→ **What is required**
Every entry must be given again exactly.

* BEGIN Given entries *

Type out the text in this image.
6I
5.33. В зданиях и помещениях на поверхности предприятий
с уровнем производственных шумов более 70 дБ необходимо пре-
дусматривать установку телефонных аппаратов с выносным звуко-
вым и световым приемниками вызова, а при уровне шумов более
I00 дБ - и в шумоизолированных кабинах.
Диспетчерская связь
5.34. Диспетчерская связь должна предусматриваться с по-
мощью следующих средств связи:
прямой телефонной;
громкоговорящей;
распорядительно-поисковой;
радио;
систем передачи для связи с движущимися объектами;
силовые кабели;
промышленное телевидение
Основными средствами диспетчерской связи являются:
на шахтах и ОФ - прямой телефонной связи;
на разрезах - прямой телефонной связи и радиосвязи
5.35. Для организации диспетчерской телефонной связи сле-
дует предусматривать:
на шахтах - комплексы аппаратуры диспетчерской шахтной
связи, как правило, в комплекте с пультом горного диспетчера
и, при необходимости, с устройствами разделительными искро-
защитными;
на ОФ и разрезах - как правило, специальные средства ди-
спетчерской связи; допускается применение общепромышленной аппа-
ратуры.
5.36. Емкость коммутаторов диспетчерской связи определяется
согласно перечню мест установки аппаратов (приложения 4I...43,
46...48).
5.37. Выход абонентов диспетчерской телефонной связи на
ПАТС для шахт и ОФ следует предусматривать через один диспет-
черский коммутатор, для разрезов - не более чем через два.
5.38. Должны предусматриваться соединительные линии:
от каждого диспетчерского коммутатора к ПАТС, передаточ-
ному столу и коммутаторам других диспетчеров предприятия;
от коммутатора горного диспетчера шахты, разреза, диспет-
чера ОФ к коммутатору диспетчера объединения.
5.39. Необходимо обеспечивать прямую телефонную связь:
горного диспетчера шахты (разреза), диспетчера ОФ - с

* END Given entries *

→ **Correct result**
Type out the text in this image.
6I
5.33. В зданиях и помещениях на поверхности предприятий
с уровнем производственных шумов более 70 дБ необходимо пре-
дусматривать установку телефонных аппаратов с выносным звуко-
вым и световым приемниками вызова, а при уровне шумов более
I00 дБ - и в шумоизолированных кабинах.
Диспетчерская связь
5.34. Диспетчерская связь должна предусматриваться с по-
мощью следующих средств связи:
прямой телефонной;
громкоговорящей;
распорядительно-поисковой;
радио;
систем передачи для связи с движущимися объектами;
силовые кабели;
промышленное телевидение
Основными средствами диспетчерской связи являются:
на шахтах и ОФ - прямой телефонной связи;
на разрезах - прямой телефонной связи и радиосвязи
5.35. Для организации диспетчерской телефонной связи сле-
дует предусматривать:
на шахтах - комплексы аппаратуры диспетчерской шахтной
связи, как правило, в комплекте с пультом горного диспетчера
и, при необходимости, с устройствами разделительными искро-
защитными;
на ОФ и разрезах - как правило, специальные средства ди-
спетчерской связи; допускается применение общепромышленной аппа-
ратуры.
5.36. Емкость коммутаторов диспетчерской связи определяется
согласно перечню мест установки аппаратов (приложения 4I...43,
46...48).
5.37. Выход абонентов диспетчерской телефонной связи на
ПАТС для шахт и ОФ следует предусматривать через один диспет-
черский коммутатор, для разрезов - не более чем через два.
5.38. Должны предусматриваться соединительные линии:
от каждого диспетчерского коммутатора к ПАТС, передаточ-
ному столу и коммутаторам других диспетчеров предприятия;
от коммутатора горного диспетчера шахты, разреза, диспет-
чера ОФ к коммутатору диспетчера объединения.
5.39. Необходимо обеспечивать прямую телефонную связь:
горного диспетчера шахты (разреза), диспетчера ОФ - с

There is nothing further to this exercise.